Requirement: Reproduce each line of the data below verbatim, in the same order.

Given information:
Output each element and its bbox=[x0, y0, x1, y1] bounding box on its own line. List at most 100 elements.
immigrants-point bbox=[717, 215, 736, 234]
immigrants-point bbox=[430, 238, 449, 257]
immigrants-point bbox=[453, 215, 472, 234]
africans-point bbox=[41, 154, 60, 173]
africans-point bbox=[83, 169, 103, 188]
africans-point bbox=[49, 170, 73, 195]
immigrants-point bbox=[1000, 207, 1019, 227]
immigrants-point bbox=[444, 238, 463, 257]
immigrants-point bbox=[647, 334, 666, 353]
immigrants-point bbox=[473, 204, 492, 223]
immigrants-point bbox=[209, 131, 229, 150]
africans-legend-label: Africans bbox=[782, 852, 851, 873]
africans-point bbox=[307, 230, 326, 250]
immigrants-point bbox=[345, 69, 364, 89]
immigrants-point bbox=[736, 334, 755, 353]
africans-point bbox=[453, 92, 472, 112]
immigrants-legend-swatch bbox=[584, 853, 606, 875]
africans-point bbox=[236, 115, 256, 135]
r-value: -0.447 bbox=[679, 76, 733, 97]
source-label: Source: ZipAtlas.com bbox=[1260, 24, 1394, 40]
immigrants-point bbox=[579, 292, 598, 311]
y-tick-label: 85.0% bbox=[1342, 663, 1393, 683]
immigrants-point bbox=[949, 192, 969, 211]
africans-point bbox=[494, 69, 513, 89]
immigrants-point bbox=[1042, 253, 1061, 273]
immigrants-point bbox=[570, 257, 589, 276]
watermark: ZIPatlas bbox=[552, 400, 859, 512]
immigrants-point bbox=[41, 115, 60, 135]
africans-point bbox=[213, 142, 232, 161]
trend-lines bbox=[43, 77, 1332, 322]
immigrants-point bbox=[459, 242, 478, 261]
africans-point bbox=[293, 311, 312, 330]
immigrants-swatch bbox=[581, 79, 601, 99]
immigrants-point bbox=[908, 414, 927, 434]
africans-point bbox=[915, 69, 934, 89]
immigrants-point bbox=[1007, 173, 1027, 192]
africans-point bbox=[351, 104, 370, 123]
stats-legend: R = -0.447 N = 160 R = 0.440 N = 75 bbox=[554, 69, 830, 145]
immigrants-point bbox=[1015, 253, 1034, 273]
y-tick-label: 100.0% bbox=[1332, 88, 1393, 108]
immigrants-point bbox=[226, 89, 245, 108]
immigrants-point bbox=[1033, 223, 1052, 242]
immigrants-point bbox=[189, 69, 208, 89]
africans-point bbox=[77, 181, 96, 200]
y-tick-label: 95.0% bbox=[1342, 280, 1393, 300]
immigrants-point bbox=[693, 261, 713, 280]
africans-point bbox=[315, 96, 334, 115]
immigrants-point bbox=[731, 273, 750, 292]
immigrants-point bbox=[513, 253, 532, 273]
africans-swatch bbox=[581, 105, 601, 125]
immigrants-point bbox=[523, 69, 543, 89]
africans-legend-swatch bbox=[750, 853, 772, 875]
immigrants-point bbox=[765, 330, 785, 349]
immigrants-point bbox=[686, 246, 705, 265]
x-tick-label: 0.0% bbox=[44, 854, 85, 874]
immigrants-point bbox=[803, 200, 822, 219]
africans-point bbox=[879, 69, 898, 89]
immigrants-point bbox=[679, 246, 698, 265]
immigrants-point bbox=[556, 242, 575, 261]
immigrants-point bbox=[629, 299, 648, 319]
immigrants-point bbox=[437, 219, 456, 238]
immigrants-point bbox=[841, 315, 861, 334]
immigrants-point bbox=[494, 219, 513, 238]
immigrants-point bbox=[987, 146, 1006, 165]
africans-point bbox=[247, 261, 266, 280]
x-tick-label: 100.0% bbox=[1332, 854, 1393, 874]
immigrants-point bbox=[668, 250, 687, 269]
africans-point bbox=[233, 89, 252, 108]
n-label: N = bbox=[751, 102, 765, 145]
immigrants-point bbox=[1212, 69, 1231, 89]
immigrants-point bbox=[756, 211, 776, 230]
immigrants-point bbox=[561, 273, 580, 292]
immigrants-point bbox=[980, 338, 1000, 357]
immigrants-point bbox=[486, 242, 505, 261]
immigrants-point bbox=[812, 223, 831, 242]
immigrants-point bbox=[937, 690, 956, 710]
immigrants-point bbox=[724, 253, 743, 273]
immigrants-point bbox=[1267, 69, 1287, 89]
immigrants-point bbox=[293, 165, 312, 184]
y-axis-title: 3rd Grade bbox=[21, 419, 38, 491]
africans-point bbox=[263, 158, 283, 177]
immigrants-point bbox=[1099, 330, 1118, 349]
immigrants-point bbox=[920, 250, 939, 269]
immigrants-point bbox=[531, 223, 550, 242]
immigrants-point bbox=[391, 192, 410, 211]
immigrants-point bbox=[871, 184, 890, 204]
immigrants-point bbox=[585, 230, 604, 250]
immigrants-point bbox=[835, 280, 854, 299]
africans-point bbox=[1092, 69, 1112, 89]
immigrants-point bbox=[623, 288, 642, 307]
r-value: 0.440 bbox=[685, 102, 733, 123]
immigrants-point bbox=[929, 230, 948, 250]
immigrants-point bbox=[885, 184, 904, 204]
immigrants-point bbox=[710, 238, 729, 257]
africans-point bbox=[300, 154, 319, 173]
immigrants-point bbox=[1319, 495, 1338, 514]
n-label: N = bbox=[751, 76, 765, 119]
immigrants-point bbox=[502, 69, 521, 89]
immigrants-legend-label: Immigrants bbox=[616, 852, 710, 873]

Full output:
Output each element and its bbox=[x0, y0, x1, y1] bounding box on its own line. List at most 100 elements.
immigrants-point bbox=[717, 215, 736, 234]
immigrants-point bbox=[430, 238, 449, 257]
immigrants-point bbox=[453, 215, 472, 234]
africans-point bbox=[41, 154, 60, 173]
africans-point bbox=[83, 169, 103, 188]
africans-point bbox=[49, 170, 73, 195]
immigrants-point bbox=[1000, 207, 1019, 227]
immigrants-point bbox=[444, 238, 463, 257]
immigrants-point bbox=[647, 334, 666, 353]
immigrants-point bbox=[473, 204, 492, 223]
immigrants-point bbox=[209, 131, 229, 150]
africans-legend-label: Africans bbox=[782, 852, 851, 873]
africans-point bbox=[307, 230, 326, 250]
immigrants-point bbox=[345, 69, 364, 89]
immigrants-point bbox=[736, 334, 755, 353]
africans-point bbox=[453, 92, 472, 112]
immigrants-legend-swatch bbox=[584, 853, 606, 875]
africans-point bbox=[236, 115, 256, 135]
r-value: -0.447 bbox=[679, 76, 733, 97]
source-label: Source: ZipAtlas.com bbox=[1260, 24, 1394, 40]
immigrants-point bbox=[579, 292, 598, 311]
y-tick-label: 85.0% bbox=[1342, 663, 1393, 683]
immigrants-point bbox=[949, 192, 969, 211]
africans-point bbox=[494, 69, 513, 89]
immigrants-point bbox=[1042, 253, 1061, 273]
immigrants-point bbox=[570, 257, 589, 276]
watermark: ZIPatlas bbox=[552, 400, 859, 512]
immigrants-point bbox=[41, 115, 60, 135]
africans-point bbox=[213, 142, 232, 161]
trend-lines bbox=[43, 77, 1332, 322]
immigrants-point bbox=[459, 242, 478, 261]
africans-point bbox=[293, 311, 312, 330]
immigrants-swatch bbox=[581, 79, 601, 99]
immigrants-point bbox=[908, 414, 927, 434]
africans-point bbox=[915, 69, 934, 89]
immigrants-point bbox=[1007, 173, 1027, 192]
africans-point bbox=[351, 104, 370, 123]
stats-legend: R = -0.447 N = 160 R = 0.440 N = 75 bbox=[554, 69, 830, 145]
immigrants-point bbox=[1015, 253, 1034, 273]
y-tick-label: 100.0% bbox=[1332, 88, 1393, 108]
immigrants-point bbox=[226, 89, 245, 108]
immigrants-point bbox=[1033, 223, 1052, 242]
immigrants-point bbox=[189, 69, 208, 89]
africans-point bbox=[77, 181, 96, 200]
y-tick-label: 95.0% bbox=[1342, 280, 1393, 300]
immigrants-point bbox=[693, 261, 713, 280]
africans-point bbox=[315, 96, 334, 115]
immigrants-point bbox=[731, 273, 750, 292]
immigrants-point bbox=[513, 253, 532, 273]
africans-swatch bbox=[581, 105, 601, 125]
immigrants-point bbox=[523, 69, 543, 89]
africans-legend-swatch bbox=[750, 853, 772, 875]
immigrants-point bbox=[765, 330, 785, 349]
immigrants-point bbox=[686, 246, 705, 265]
x-tick-label: 0.0% bbox=[44, 854, 85, 874]
immigrants-point bbox=[803, 200, 822, 219]
africans-point bbox=[879, 69, 898, 89]
immigrants-point bbox=[679, 246, 698, 265]
immigrants-point bbox=[556, 242, 575, 261]
immigrants-point bbox=[629, 299, 648, 319]
immigrants-point bbox=[437, 219, 456, 238]
immigrants-point bbox=[841, 315, 861, 334]
immigrants-point bbox=[494, 219, 513, 238]
immigrants-point bbox=[987, 146, 1006, 165]
africans-point bbox=[247, 261, 266, 280]
x-tick-label: 100.0% bbox=[1332, 854, 1393, 874]
immigrants-point bbox=[668, 250, 687, 269]
africans-point bbox=[233, 89, 252, 108]
n-label: N = bbox=[751, 102, 765, 145]
immigrants-point bbox=[1212, 69, 1231, 89]
immigrants-point bbox=[756, 211, 776, 230]
immigrants-point bbox=[561, 273, 580, 292]
immigrants-point bbox=[980, 338, 1000, 357]
immigrants-point bbox=[486, 242, 505, 261]
immigrants-point bbox=[812, 223, 831, 242]
immigrants-point bbox=[937, 690, 956, 710]
immigrants-point bbox=[724, 253, 743, 273]
immigrants-point bbox=[1267, 69, 1287, 89]
immigrants-point bbox=[293, 165, 312, 184]
y-axis-title: 3rd Grade bbox=[21, 419, 38, 491]
africans-point bbox=[263, 158, 283, 177]
immigrants-point bbox=[1099, 330, 1118, 349]
immigrants-point bbox=[920, 250, 939, 269]
immigrants-point bbox=[531, 223, 550, 242]
immigrants-point bbox=[391, 192, 410, 211]
immigrants-point bbox=[871, 184, 890, 204]
immigrants-point bbox=[585, 230, 604, 250]
immigrants-point bbox=[835, 280, 854, 299]
africans-point bbox=[1092, 69, 1112, 89]
immigrants-point bbox=[623, 288, 642, 307]
r-value: 0.440 bbox=[685, 102, 733, 123]
immigrants-point bbox=[929, 230, 948, 250]
immigrants-point bbox=[885, 184, 904, 204]
immigrants-point bbox=[710, 238, 729, 257]
africans-point bbox=[300, 154, 319, 173]
immigrants-point bbox=[1319, 495, 1338, 514]
n-label: N = bbox=[751, 76, 765, 119]
immigrants-point bbox=[502, 69, 521, 89]
immigrants-legend-label: Immigrants bbox=[616, 852, 710, 873]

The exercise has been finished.